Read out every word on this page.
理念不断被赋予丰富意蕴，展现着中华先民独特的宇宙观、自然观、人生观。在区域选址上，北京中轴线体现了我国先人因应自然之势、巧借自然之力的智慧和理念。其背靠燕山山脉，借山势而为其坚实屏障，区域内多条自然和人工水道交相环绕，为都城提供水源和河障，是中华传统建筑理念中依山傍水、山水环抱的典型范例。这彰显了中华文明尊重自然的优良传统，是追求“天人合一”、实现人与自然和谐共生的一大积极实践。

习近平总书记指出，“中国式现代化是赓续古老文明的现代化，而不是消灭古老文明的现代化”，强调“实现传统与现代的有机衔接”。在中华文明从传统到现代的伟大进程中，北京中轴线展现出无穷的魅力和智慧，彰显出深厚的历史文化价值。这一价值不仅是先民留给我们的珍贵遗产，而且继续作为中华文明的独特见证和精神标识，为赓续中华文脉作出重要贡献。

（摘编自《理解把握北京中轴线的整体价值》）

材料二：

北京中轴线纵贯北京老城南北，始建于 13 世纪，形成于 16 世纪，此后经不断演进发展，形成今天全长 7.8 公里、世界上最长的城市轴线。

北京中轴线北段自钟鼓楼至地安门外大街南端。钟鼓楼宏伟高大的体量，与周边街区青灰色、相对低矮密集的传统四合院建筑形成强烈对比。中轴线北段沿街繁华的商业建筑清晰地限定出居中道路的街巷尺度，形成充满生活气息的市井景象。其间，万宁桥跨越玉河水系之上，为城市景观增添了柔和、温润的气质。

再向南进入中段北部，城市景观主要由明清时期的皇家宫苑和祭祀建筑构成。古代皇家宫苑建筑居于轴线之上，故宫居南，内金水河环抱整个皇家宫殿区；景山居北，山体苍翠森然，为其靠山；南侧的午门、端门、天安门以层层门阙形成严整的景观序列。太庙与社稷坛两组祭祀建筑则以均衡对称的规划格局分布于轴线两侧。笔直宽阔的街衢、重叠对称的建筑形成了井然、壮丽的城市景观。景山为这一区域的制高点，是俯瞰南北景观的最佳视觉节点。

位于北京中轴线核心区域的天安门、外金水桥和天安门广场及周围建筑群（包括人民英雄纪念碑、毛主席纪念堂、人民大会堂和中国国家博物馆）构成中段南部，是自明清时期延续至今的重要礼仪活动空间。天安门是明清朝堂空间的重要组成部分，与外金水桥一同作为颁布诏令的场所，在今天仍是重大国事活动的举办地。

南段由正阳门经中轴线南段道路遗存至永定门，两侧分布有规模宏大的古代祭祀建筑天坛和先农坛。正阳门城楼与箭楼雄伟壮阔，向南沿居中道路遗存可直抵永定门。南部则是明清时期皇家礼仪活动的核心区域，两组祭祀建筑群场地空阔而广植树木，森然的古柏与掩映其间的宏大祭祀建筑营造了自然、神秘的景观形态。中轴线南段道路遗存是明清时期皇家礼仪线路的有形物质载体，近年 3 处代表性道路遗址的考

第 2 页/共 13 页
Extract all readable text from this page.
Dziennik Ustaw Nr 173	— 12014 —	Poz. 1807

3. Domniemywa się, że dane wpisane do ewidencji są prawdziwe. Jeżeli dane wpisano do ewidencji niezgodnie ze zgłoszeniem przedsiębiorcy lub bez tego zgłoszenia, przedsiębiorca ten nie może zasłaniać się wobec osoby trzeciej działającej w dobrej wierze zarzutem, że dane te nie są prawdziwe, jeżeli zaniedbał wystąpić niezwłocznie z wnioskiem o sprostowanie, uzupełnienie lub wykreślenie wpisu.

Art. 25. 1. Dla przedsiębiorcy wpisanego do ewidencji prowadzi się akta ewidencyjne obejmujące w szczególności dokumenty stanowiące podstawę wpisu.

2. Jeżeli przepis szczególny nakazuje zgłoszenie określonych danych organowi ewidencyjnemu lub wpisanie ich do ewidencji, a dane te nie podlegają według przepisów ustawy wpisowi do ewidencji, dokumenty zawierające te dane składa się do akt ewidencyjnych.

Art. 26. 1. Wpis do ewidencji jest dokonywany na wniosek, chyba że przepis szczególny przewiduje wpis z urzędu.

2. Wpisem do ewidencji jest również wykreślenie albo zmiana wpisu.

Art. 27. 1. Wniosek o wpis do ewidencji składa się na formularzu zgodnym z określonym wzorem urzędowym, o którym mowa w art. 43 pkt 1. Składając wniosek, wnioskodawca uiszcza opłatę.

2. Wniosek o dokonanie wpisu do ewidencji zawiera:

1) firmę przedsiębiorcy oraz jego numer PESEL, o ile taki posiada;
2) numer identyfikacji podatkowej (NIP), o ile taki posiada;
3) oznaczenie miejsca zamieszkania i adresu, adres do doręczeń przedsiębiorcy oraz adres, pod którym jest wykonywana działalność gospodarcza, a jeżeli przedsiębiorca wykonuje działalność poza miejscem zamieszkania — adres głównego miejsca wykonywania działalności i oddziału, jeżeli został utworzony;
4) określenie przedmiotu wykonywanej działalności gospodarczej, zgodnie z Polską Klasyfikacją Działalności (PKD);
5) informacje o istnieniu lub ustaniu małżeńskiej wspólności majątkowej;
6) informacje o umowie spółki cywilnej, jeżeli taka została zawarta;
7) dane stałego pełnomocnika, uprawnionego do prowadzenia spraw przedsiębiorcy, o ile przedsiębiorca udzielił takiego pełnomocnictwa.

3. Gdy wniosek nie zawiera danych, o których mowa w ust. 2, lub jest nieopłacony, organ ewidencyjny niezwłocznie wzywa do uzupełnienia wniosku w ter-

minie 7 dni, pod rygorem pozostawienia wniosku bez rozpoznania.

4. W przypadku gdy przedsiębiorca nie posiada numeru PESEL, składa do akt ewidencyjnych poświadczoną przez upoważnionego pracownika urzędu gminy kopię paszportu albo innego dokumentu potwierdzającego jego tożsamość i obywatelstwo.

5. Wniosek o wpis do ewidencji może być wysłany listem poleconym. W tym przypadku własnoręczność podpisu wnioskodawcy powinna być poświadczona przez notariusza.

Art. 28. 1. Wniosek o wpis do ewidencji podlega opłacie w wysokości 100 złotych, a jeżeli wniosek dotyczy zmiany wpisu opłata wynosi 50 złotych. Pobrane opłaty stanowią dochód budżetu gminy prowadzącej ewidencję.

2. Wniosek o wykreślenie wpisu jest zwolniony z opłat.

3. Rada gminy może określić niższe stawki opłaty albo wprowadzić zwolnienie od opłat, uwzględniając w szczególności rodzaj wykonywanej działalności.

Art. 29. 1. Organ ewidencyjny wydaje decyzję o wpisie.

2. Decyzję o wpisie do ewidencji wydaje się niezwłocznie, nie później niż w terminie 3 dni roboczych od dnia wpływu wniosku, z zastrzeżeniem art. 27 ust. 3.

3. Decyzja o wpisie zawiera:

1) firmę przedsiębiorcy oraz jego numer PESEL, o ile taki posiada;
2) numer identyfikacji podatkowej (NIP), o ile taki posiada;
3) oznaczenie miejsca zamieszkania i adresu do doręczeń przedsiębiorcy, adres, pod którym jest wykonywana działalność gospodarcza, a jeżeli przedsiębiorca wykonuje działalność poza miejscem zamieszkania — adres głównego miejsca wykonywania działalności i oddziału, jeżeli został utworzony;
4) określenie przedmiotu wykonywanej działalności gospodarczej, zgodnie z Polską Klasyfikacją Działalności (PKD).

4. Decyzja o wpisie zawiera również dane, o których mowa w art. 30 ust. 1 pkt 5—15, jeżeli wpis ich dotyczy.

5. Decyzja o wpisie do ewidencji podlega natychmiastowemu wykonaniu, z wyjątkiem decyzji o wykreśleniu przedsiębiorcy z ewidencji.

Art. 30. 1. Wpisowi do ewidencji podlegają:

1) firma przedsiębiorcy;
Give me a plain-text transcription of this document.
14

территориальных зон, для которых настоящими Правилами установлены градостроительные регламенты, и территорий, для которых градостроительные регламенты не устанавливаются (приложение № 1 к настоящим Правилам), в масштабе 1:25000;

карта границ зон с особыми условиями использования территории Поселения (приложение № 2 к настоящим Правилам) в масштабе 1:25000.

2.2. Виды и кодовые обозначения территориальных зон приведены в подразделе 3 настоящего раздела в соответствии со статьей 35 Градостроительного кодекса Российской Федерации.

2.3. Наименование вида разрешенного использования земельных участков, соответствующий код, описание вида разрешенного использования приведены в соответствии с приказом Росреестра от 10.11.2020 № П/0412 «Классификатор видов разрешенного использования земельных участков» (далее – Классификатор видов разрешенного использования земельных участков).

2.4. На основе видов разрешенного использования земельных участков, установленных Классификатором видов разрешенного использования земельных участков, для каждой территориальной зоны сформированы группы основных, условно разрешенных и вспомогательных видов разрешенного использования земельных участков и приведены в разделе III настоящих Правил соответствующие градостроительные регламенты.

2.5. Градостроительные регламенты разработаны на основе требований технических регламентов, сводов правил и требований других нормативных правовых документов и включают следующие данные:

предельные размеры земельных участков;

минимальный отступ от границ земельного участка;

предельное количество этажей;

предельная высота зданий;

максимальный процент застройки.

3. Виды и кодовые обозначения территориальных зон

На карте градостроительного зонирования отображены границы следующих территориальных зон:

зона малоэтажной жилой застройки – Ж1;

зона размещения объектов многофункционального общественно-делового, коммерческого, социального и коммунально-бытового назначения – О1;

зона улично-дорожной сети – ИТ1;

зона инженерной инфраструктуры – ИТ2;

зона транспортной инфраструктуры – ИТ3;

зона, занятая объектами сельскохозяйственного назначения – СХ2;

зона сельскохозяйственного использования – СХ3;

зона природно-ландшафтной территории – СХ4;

════════════════

WHAT NEEDS TO BE DONE:
Report each line of the material above where the word "видов" appears.

EXERCISE RESULT:
2.3. Наименование вида разрешенного использования земельных участков, соответствующий код, описание вида разрешенного использования приведены в соответствии с приказом Росреестра от 10.11.2020 № П/0412 «Классификатор видов разрешенного использования земельных участков» (далее – Классификатор видов разрешенного использования земельных участков).
2.4. На основе видов разрешенного использования земельных участков, установленных Классификатором видов разрешенного использования земельных участков, для каждой территориальной зоны сформированы группы основных, условно разрешенных и вспомогательных видов разрешенного использования земельных участков и приведены в разделе III настоящих Правил соответствующие градостроительные регламенты.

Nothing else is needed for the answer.